%%
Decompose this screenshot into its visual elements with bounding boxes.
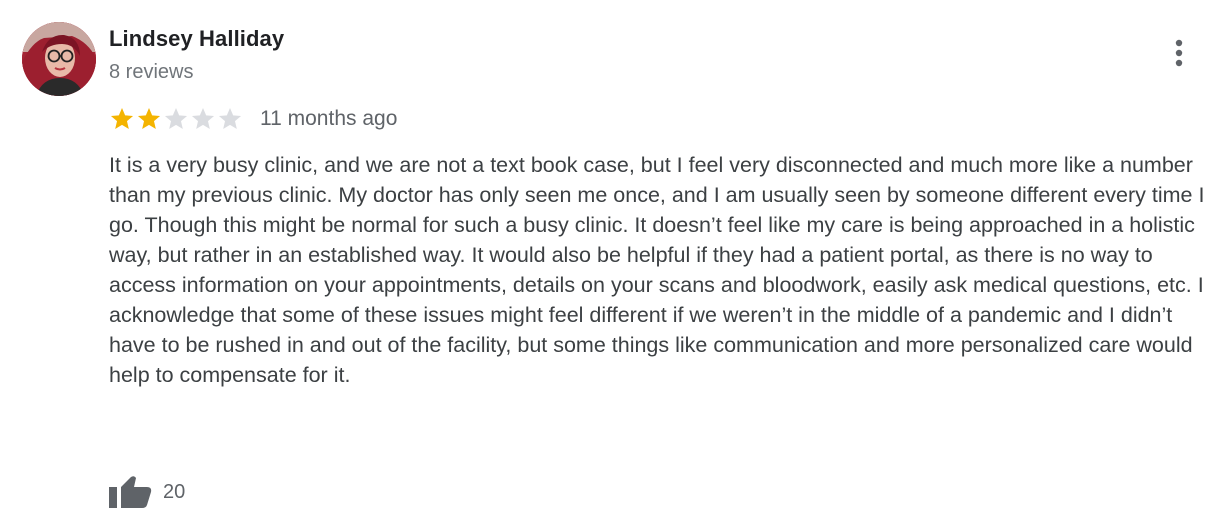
star-empty-icon bbox=[191, 107, 215, 129]
author-name[interactable]: Lindsey Halliday bbox=[109, 26, 284, 52]
star-empty-icon bbox=[164, 107, 188, 129]
review-card: Lindsey Halliday 8 reviews 11 months ago… bbox=[0, 0, 1224, 513]
review-count[interactable]: 8 reviews bbox=[109, 61, 193, 84]
review-date: 11 months ago bbox=[260, 107, 398, 130]
more-vert-icon bbox=[1175, 39, 1183, 67]
like-count: 20 bbox=[163, 480, 186, 503]
star-empty-icon bbox=[218, 107, 242, 129]
avatar[interactable] bbox=[22, 22, 96, 96]
more-options-button[interactable] bbox=[1164, 36, 1194, 70]
thumbs-up-icon bbox=[109, 476, 152, 508]
star-filled-icon bbox=[137, 107, 161, 129]
rating-row: 11 months ago bbox=[109, 104, 397, 134]
star-filled-icon bbox=[110, 107, 134, 129]
star-rating bbox=[109, 106, 244, 132]
like-button[interactable]: 20 bbox=[107, 474, 185, 510]
review-text: It is a very busy clinic, and we are not… bbox=[109, 153, 1205, 387]
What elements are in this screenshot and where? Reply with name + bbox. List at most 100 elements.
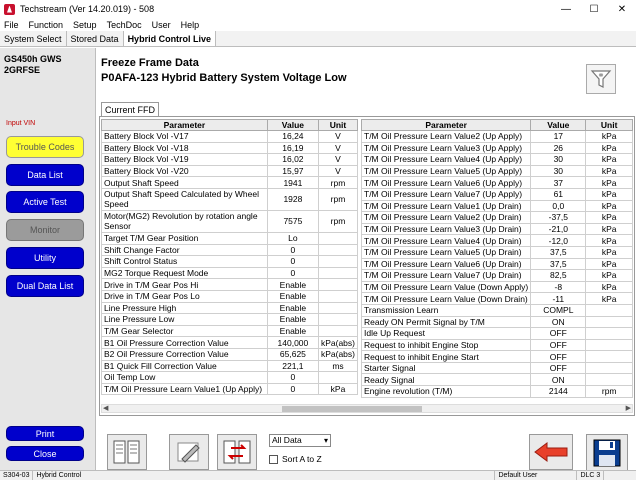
table-row[interactable]: Shift Control Status 0 [101,255,359,268]
freeze-frame-icon[interactable] [586,64,616,94]
menu-user[interactable]: User [152,20,171,30]
close-window-button[interactable]: ✕ [608,0,636,18]
report-button[interactable] [107,434,147,470]
table-row[interactable]: T/M Oil Pressure Learn Value2 (Up Apply)… [360,130,633,143]
save-button[interactable] [586,434,628,472]
table-row[interactable]: B1 Oil Pressure Correction Value 140,000 k… [101,336,359,349]
table-row[interactable]: T/M Oil Pressure Learn Value7 (Up Apply)… [360,187,633,201]
column-header-value[interactable]: Value [266,119,319,131]
column-header-parameter[interactable]: Parameter [101,119,268,131]
print-button[interactable]: Print [6,426,84,441]
maximize-button[interactable]: ☐ [580,0,608,18]
table-row[interactable]: T/M Oil Pressure Learn Value1 (Up Drain)… [360,199,633,213]
cell-unit [585,361,633,375]
table-row[interactable]: Drive in T/M Gear Pos Lo Enable [101,289,359,303]
table-row[interactable]: Request to inhibit Engine Stop OFF [360,338,633,352]
table-row[interactable]: Idle Up Request OFF [360,327,633,340]
table-row[interactable]: T/M Oil Pressure Learn Value6 (Up Apply)… [360,176,633,189]
column-header-parameter[interactable]: Parameter [360,119,532,131]
table-row[interactable]: Output Shaft Speed Calculated by Wheel S… [101,187,359,211]
cell-unit [317,255,359,268]
back-button[interactable] [529,434,573,470]
minimize-button[interactable]: — [552,0,580,18]
cell-parameter: Starter Signal [360,361,532,375]
table-row[interactable]: Battery Block Vol -V18 16,19 V [101,141,359,155]
menu-file[interactable]: File [4,20,19,30]
cell-parameter: T/M Oil Pressure Learn Value (Down Apply… [360,280,532,294]
cell-parameter: Battery Block Vol -V18 [101,141,268,155]
cell-unit: kPa [585,245,633,259]
table-row[interactable]: T/M Oil Pressure Learn Value4 (Up Drain)… [360,234,633,247]
cell-parameter: T/M Oil Pressure Learn Value5 (Up Apply) [360,164,532,178]
sort-checkbox[interactable]: Sort A to Z [269,454,322,464]
table-row[interactable]: T/M Oil Pressure Learn Value (Down Drain… [360,292,633,305]
tab-hybrid-control-live[interactable]: Hybrid Control Live [123,31,217,46]
window-title: Techstream (Ver 14.20.019) - 508 [20,4,155,14]
table-row[interactable]: T/M Oil Pressure Learn Value7 (Up Drain)… [360,269,633,282]
cell-unit: rpm [317,209,359,233]
table-row[interactable]: T/M Oil Pressure Learn Value5 (Up Apply)… [360,164,633,178]
menu-techdoc[interactable]: TechDoc [107,20,142,30]
input-vin-link[interactable]: Input VIN [6,120,35,127]
table-row[interactable]: T/M Oil Pressure Learn Value4 (Up Apply)… [360,153,633,166]
active-test-button[interactable]: Active Test [6,191,84,213]
table-row[interactable]: Starter Signal OFF [360,361,633,375]
table-row[interactable]: T/M Gear Selector Enable [101,324,359,338]
sort-checkbox-box[interactable] [269,454,278,464]
table-row[interactable]: Motor(MG2) Revolution by rotation angle … [101,209,359,233]
tab-stored-data[interactable]: Stored Data [67,31,124,46]
table-row[interactable]: B1 Quick Fill Correction Value 221,1 ms [101,359,359,373]
table-row[interactable]: Output Shaft Speed 1941 rpm [101,176,359,189]
table-row[interactable]: T/M Oil Pressure Learn Value2 (Up Drain)… [360,211,633,224]
cell-parameter: T/M Oil Pressure Learn Value7 (Up Drain) [360,269,532,282]
menu-function[interactable]: Function [29,20,64,30]
table-row[interactable]: Line Pressure High Enable [101,301,359,315]
cell-parameter: Idle Up Request [360,327,532,340]
title-bar: Techstream (Ver 14.20.019) - 508 — ☐ ✕ [0,0,636,18]
cell-unit [585,315,633,329]
table-row[interactable]: T/M Oil Pressure Learn Value3 (Up Drain)… [360,222,633,236]
data-list-button[interactable]: Data List [6,164,84,186]
table-row[interactable]: B2 Oil Pressure Correction Value 65,625 kP… [101,347,359,361]
monitor-button[interactable]: Monitor [6,219,84,241]
tab-system-select[interactable]: System Select [0,31,67,46]
table-row[interactable]: Drive in T/M Gear Pos Hi Enable [101,278,359,291]
cell-value: Enable [266,324,319,338]
close-button[interactable]: Close [6,446,84,461]
table-row[interactable]: T/M Oil Pressure Learn Value3 (Up Apply)… [360,141,633,155]
dual-data-list-button[interactable]: Dual Data List [6,275,84,297]
table-row[interactable]: Battery Block Vol -V19 16,02 V [101,153,359,166]
cell-parameter: Request to inhibit Engine Stop [360,338,532,352]
report-icon [113,440,140,464]
table-row[interactable]: T/M Oil Pressure Learn Value (Down Apply… [360,280,633,294]
table-row[interactable]: MG2 Torque Request Mode 0 [101,266,359,280]
cell-parameter: T/M Oil Pressure Learn Value6 (Up Apply) [360,176,532,189]
table-row[interactable]: T/M Oil Pressure Learn Value5 (Up Drain)… [360,245,633,259]
table-row[interactable]: Request to inhibit Engine Start OFF [360,350,633,363]
table-row[interactable]: Ready ON Permit Signal by T/M ON [360,315,633,329]
trouble-codes-button[interactable]: Trouble Codes [6,136,84,158]
utility-button[interactable]: Utility [6,247,84,269]
swap-button[interactable] [217,434,257,470]
tab-current-ffd[interactable]: Current FFD [101,102,160,117]
table-row[interactable]: Shift Change Factor 0 [101,243,359,257]
table-row[interactable]: Battery Block Vol -V17 16,24 V [101,130,359,143]
table-row[interactable]: Battery Block Vol -V20 15,97 V [101,164,359,178]
edit-button[interactable] [169,434,209,470]
data-filter-select[interactable]: All Data [269,434,331,447]
table-row[interactable]: Target T/M Gear Position Lo [101,231,359,245]
table-row[interactable]: Line Pressure Low Enable [101,313,359,326]
column-header-unit[interactable]: Unit [317,119,359,131]
menu-help[interactable]: Help [181,20,200,30]
cell-unit: V [317,164,359,178]
cell-parameter: Battery Block Vol -V17 [101,130,268,143]
dtc-title: P0AFA-123 Hybrid Battery System Voltage … [101,72,347,84]
cell-value: -11 [530,292,587,305]
window-controls: — ☐ ✕ [552,0,636,18]
menu-setup[interactable]: Setup [73,20,97,30]
column-header-unit[interactable]: Unit [585,119,633,131]
cell-value: 1941 [266,176,319,189]
table-row[interactable]: Transmission Learn COMPL [360,303,633,317]
table-row[interactable]: T/M Oil Pressure Learn Value6 (Up Drain)… [360,257,633,271]
column-header-value[interactable]: Value [530,119,587,131]
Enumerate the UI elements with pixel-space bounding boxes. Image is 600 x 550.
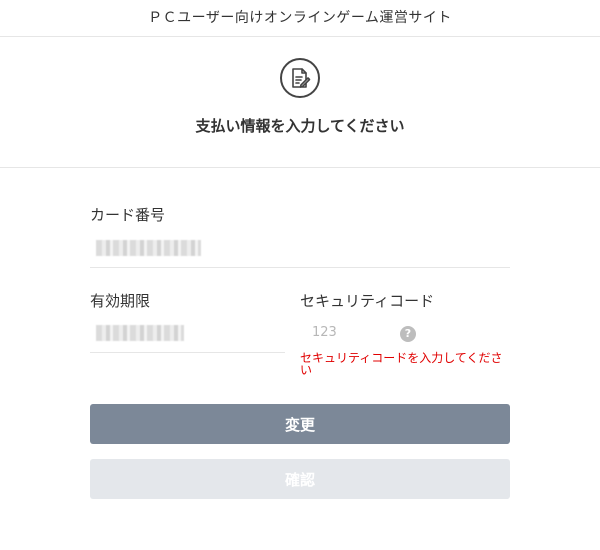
security-code-error: セキュリティコードを入力してください	[300, 351, 503, 377]
edit-document-icon	[280, 58, 320, 98]
card-number-label: カード番号	[90, 206, 166, 224]
help-icon[interactable]: ?	[400, 326, 416, 342]
change-button[interactable]: 変更	[90, 404, 510, 444]
security-code-label: セキュリティコード	[300, 292, 435, 310]
confirm-button[interactable]: 確認	[90, 459, 510, 499]
expiry-field[interactable]	[96, 325, 184, 341]
expiry-label: 有効期限	[90, 292, 151, 310]
card-number-divider	[90, 267, 510, 268]
security-code-input[interactable]: 123	[312, 325, 337, 340]
page-title: 支払い情報を入力してください	[195, 117, 405, 135]
page-header: 支払い情報を入力してください	[0, 37, 600, 168]
card-number-field[interactable]	[96, 240, 201, 256]
expiry-divider	[90, 352, 285, 353]
site-title: ＰＣユーザー向けオンラインゲーム運営サイト	[0, 0, 600, 37]
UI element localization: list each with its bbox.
%%
DESCRIPTION OF THE TASK: Copy out the listing lines above exactly as they appear, everything from the line containing "table-row[interactable]: Shift Control" down to the line containing "maximize-button[interactable]: ☐ [580,0,608,18]", both included.

THE RESPONSE:
table-row[interactable]: Shift Control Status 0 [101,255,359,268]
freeze-frame-icon[interactable] [586,64,616,94]
menu-user[interactable]: User [152,20,171,30]
close-window-button[interactable]: ✕ [608,0,636,18]
report-button[interactable] [107,434,147,470]
table-row[interactable]: T/M Oil Pressure Learn Value2 (Up Apply)… [360,130,633,143]
save-button[interactable] [586,434,628,472]
table-row[interactable]: B1 Oil Pressure Correction Value 140,000 k… [101,336,359,349]
table-row[interactable]: T/M Oil Pressure Learn Value7 (Up Apply)… [360,187,633,201]
column-header-value[interactable]: Value [266,119,319,131]
column-header-parameter[interactable]: Parameter [101,119,268,131]
print-button[interactable]: Print [6,426,84,441]
maximize-button[interactable]: ☐ [580,0,608,18]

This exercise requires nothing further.